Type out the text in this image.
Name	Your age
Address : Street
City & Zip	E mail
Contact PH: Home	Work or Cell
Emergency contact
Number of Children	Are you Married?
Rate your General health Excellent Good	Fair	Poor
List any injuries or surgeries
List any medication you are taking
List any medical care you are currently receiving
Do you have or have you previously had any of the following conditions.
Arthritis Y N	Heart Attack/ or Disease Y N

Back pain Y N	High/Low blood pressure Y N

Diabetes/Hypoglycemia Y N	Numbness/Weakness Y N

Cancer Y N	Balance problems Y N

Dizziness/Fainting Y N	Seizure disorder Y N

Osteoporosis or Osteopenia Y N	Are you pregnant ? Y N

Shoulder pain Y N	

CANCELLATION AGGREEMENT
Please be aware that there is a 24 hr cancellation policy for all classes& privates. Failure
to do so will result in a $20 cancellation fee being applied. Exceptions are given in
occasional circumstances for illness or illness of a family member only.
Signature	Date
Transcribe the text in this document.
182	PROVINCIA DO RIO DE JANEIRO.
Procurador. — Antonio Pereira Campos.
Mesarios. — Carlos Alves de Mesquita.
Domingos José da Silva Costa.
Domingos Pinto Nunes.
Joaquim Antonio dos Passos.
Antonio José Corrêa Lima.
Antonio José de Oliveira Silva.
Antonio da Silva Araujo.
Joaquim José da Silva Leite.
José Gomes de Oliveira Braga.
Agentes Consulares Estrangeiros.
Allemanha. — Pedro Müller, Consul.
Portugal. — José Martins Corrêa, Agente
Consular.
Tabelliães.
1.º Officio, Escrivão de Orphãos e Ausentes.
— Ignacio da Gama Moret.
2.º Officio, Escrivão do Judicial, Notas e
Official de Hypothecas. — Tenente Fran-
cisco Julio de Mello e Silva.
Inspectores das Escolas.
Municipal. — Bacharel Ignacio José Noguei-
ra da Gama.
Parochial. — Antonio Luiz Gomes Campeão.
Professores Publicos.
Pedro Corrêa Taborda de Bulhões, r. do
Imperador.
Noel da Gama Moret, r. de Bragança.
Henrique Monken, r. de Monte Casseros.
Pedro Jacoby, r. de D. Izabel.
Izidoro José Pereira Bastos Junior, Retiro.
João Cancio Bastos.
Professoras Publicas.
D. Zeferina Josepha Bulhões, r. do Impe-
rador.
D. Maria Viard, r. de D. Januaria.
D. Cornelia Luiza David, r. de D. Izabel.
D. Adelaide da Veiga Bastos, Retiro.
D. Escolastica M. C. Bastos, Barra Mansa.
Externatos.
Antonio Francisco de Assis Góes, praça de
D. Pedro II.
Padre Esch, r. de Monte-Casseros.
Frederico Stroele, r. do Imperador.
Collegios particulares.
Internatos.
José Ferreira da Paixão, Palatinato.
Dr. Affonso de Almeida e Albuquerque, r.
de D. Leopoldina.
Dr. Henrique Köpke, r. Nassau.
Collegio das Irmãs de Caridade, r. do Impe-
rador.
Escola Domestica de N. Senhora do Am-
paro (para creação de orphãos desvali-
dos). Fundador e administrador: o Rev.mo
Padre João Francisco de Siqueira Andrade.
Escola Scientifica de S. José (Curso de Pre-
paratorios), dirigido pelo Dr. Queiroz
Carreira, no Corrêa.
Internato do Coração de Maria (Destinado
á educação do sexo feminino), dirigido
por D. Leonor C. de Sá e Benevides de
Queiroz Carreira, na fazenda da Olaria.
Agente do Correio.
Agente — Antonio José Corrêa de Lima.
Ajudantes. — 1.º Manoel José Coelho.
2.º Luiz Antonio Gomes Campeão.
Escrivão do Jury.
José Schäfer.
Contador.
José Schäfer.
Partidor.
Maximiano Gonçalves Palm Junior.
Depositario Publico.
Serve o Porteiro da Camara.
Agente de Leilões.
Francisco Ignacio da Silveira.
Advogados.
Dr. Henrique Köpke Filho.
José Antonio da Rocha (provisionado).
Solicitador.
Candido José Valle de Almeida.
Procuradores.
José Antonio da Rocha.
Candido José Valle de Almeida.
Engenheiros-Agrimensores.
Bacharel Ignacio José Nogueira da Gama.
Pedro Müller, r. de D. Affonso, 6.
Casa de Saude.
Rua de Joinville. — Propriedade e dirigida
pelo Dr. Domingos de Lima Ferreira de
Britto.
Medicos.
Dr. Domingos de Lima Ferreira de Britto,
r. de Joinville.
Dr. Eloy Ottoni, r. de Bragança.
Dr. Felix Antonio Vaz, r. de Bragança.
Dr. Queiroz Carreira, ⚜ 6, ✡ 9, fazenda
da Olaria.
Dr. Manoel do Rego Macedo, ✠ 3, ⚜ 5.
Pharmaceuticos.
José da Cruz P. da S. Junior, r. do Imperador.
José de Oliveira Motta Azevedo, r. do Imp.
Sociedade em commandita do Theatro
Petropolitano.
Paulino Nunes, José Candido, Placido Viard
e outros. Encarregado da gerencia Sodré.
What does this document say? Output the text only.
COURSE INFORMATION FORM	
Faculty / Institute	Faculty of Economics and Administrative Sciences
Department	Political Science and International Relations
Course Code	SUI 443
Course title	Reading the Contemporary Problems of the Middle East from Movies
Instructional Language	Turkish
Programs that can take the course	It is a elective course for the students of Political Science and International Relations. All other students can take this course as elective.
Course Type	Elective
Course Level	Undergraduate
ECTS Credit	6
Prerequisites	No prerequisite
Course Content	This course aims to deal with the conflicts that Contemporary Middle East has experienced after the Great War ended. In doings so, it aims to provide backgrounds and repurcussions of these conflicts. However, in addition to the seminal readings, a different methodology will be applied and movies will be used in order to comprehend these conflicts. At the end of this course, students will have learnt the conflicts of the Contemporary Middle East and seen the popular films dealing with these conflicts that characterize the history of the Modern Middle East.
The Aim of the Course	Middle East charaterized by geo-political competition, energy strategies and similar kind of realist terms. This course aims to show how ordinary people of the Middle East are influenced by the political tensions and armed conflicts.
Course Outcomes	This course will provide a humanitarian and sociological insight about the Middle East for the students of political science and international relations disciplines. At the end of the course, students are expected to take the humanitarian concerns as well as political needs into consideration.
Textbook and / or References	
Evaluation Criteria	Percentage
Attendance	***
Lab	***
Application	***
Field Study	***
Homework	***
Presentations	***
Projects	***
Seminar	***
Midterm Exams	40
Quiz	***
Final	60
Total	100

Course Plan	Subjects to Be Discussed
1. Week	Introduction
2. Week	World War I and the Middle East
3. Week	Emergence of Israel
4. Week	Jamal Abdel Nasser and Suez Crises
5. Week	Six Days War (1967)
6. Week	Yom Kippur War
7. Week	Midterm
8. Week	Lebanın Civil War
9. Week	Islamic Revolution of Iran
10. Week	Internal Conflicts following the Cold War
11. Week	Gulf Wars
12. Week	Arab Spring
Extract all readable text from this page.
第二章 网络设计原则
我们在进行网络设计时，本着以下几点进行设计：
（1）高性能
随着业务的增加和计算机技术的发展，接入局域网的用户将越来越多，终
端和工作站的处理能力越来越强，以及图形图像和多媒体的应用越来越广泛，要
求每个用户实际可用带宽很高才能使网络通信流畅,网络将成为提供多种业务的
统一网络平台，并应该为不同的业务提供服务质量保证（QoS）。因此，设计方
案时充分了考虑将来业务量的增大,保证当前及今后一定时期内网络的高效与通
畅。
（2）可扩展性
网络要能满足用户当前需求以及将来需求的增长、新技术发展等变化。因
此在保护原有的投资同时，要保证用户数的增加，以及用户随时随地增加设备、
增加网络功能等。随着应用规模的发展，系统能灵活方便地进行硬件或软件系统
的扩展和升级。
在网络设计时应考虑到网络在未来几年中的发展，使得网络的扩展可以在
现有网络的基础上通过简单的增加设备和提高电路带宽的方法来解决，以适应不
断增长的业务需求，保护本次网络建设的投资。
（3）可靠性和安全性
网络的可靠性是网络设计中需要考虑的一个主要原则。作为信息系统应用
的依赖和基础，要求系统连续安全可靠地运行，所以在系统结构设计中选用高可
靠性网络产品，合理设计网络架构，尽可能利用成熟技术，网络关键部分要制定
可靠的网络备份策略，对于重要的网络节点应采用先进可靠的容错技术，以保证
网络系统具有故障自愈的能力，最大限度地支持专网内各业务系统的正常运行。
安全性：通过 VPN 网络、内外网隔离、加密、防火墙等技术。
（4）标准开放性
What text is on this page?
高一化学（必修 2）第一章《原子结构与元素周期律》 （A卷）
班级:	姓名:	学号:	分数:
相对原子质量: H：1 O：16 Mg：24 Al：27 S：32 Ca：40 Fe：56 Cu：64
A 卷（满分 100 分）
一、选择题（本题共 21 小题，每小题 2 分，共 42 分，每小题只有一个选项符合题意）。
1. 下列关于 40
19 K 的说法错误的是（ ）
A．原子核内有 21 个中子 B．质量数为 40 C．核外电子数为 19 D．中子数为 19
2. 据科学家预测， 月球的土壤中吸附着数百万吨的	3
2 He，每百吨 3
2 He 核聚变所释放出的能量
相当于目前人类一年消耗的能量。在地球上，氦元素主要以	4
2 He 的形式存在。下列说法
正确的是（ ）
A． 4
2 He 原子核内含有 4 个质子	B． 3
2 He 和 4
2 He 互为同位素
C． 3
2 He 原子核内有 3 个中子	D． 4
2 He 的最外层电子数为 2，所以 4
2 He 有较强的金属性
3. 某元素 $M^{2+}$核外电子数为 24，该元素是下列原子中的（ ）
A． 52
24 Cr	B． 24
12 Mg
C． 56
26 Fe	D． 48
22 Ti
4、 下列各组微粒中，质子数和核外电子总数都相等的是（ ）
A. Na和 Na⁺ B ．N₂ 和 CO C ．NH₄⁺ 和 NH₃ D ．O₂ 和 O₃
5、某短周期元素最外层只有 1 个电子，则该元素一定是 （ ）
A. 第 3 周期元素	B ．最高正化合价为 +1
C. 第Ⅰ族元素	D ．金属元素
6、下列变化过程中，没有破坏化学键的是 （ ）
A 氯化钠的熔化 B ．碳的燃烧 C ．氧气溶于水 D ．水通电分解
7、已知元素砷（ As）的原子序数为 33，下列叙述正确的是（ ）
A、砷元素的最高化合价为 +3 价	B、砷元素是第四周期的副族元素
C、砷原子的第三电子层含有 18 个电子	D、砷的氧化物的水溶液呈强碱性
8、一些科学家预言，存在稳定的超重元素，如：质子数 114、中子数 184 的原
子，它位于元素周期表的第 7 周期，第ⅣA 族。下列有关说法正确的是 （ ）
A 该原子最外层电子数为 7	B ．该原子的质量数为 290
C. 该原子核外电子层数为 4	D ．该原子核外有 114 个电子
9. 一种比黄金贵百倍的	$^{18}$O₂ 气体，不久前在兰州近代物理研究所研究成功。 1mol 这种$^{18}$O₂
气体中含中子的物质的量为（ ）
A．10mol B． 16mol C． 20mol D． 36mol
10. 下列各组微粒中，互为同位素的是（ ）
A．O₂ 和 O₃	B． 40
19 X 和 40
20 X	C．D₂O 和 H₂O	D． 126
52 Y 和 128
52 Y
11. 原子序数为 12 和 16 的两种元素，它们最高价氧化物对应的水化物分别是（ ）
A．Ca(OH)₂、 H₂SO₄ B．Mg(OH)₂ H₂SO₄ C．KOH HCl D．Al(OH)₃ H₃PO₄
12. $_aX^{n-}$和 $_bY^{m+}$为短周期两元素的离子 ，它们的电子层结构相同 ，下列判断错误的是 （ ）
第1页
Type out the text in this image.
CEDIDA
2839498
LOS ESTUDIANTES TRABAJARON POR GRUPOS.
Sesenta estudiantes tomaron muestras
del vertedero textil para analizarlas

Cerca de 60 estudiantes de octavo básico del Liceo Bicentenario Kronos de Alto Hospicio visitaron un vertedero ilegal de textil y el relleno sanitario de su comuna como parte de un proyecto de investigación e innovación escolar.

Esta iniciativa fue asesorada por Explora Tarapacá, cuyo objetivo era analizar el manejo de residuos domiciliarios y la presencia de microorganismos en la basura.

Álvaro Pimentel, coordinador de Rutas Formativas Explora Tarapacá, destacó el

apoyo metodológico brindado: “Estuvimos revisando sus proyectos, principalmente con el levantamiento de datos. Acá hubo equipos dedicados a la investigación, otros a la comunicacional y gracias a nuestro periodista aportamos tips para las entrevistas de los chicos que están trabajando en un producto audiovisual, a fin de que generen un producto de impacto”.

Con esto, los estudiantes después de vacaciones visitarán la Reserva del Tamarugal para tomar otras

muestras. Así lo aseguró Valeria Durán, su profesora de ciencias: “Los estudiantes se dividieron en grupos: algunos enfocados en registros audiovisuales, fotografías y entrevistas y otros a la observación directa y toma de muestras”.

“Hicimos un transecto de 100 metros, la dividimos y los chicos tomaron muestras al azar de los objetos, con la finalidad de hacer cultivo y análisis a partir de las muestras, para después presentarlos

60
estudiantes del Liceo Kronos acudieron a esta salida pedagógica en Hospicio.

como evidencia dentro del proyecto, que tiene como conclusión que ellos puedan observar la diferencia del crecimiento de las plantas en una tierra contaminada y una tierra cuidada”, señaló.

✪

· · · · · · ·

(DIRECTIVE)
Find how many lines include the string "Tarapacá" and report that number alone.

(TASK ANSWER)
2